• _WHAT THIS TASK INVOLVES_
Copy out every line exactly, passing over the pictures.

━━ DATASET RECORDS

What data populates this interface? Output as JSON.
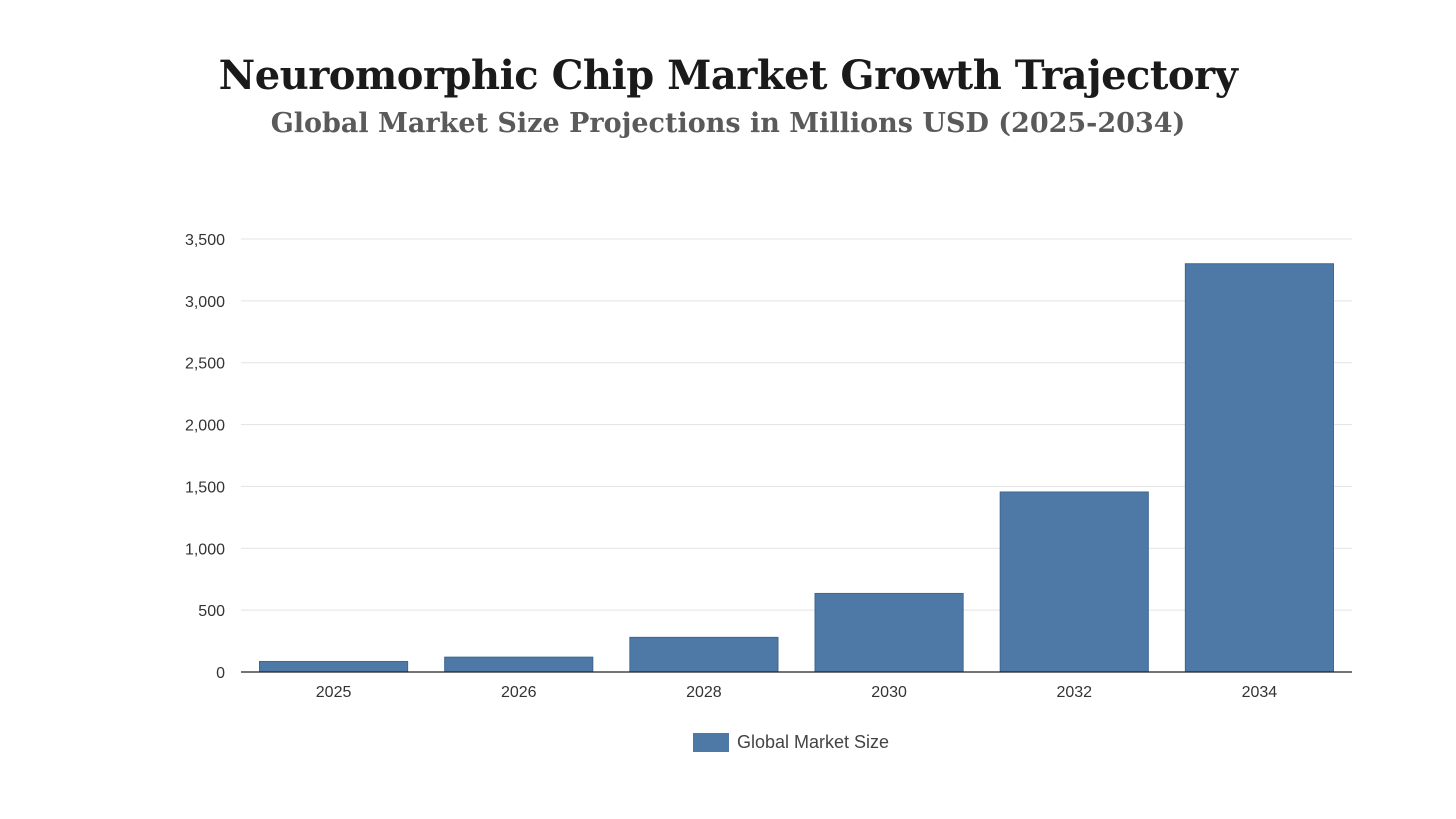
{
  "chart_data": {
    "type": "bar",
    "title": "Neuromorphic Chip Market Growth Trajectory",
    "subtitle": "Global Market Size Projections in Millions USD (2025-2034)",
    "categories": [
      "2025",
      "2026",
      "2028",
      "2030",
      "2032",
      "2034"
    ],
    "series": [
      {
        "name": "Global Market Size",
        "values": [
          85,
          120,
          280,
          635,
          1455,
          3300
        ],
        "color": "#4e79a7"
      }
    ],
    "ylim": [
      0,
      3500
    ],
    "yticks": [
      0,
      500,
      1000,
      1500,
      2000,
      2500,
      3000,
      3500
    ],
    "ytick_labels": [
      "0",
      "500",
      "1,000",
      "1,500",
      "2,000",
      "2,500",
      "3,000",
      "3,500"
    ],
    "grid": true,
    "legend_position": "bottom-center"
  }
}
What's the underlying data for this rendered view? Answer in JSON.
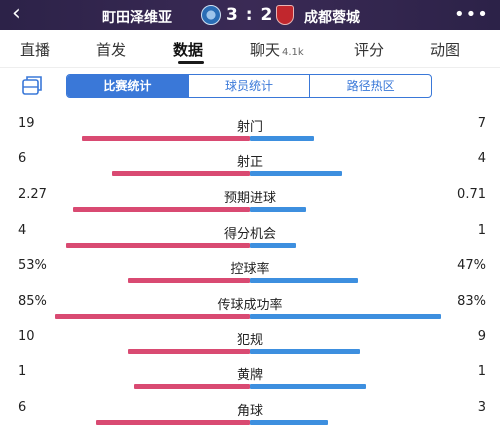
{
  "header": {
    "back_icon": "back-chevron-icon",
    "home_team": "町田泽维亚",
    "score": "3 : 2",
    "away_team": "成都蓉城",
    "more_icon": "more-dots-icon",
    "more_glyph": "•••"
  },
  "tabs": [
    {
      "label": "直播"
    },
    {
      "label": "首发"
    },
    {
      "label": "数据",
      "active": true
    },
    {
      "label": "聊天",
      "sub": "4.1k"
    },
    {
      "label": "评分"
    },
    {
      "label": "动图"
    }
  ],
  "segments": [
    {
      "label": "比赛统计",
      "active": true
    },
    {
      "label": "球员统计"
    },
    {
      "label": "路径热区"
    }
  ],
  "colors": {
    "home_bar": "#d94a72",
    "away_bar": "#3d8fdf",
    "header_bg": "#2c2248",
    "segment_accent": "#3a78d8"
  },
  "stats": [
    {
      "label": "射门",
      "home": "19",
      "away": "7"
    },
    {
      "label": "射正",
      "home": "6",
      "away": "4"
    },
    {
      "label": "预期进球",
      "home": "2.27",
      "away": "0.71"
    },
    {
      "label": "得分机会",
      "home": "4",
      "away": "1"
    },
    {
      "label": "控球率",
      "home": "53%",
      "away": "47%"
    },
    {
      "label": "传球成功率",
      "home": "85%",
      "away": "83%"
    },
    {
      "label": "犯规",
      "home": "10",
      "away": "9"
    },
    {
      "label": "黄牌",
      "home": "1",
      "away": "1"
    },
    {
      "label": "角球",
      "home": "6",
      "away": "3"
    }
  ]
}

━━━━

• _WRITTEN RESPONSE_
What data populates this interface? Output as JSON.
{
  "chart_data": {
    "type": "bar",
    "title": "Neuromorphic Chip Market Growth Trajectory",
    "subtitle": "Global Market Size Projections in Millions USD (2025-2034)",
    "categories": [
      "2025",
      "2026",
      "2028",
      "2030",
      "2032",
      "2034"
    ],
    "series": [
      {
        "name": "Global Market Size",
        "values": [
          85,
          120,
          280,
          635,
          1455,
          3300
        ],
        "color": "#4e79a7"
      }
    ],
    "ylim": [
      0,
      3500
    ],
    "yticks": [
      0,
      500,
      1000,
      1500,
      2000,
      2500,
      3000,
      3500
    ],
    "ytick_labels": [
      "0",
      "500",
      "1,000",
      "1,500",
      "2,000",
      "2,500",
      "3,000",
      "3,500"
    ],
    "grid": true,
    "legend_position": "bottom-center"
  }
}
What's the underlying data for this rendered view? Answer in JSON.
{
  "header": {
    "back_icon": "back-chevron-icon",
    "home_team": "町田泽维亚",
    "score": "3 : 2",
    "away_team": "成都蓉城",
    "more_icon": "more-dots-icon",
    "more_glyph": "•••"
  },
  "tabs": [
    {
      "label": "直播"
    },
    {
      "label": "首发"
    },
    {
      "label": "数据",
      "active": true
    },
    {
      "label": "聊天",
      "sub": "4.1k"
    },
    {
      "label": "评分"
    },
    {
      "label": "动图"
    }
  ],
  "segments": [
    {
      "label": "比赛统计",
      "active": true
    },
    {
      "label": "球员统计"
    },
    {
      "label": "路径热区"
    }
  ],
  "colors": {
    "home_bar": "#d94a72",
    "away_bar": "#3d8fdf",
    "header_bg": "#2c2248",
    "segment_accent": "#3a78d8"
  },
  "stats": [
    {
      "label": "射门",
      "home": "19",
      "away": "7"
    },
    {
      "label": "射正",
      "home": "6",
      "away": "4"
    },
    {
      "label": "预期进球",
      "home": "2.27",
      "away": "0.71"
    },
    {
      "label": "得分机会",
      "home": "4",
      "away": "1"
    },
    {
      "label": "控球率",
      "home": "53%",
      "away": "47%"
    },
    {
      "label": "传球成功率",
      "home": "85%",
      "away": "83%"
    },
    {
      "label": "犯规",
      "home": "10",
      "away": "9"
    },
    {
      "label": "黄牌",
      "home": "1",
      "away": "1"
    },
    {
      "label": "角球",
      "home": "6",
      "away": "3"
    }
  ]
}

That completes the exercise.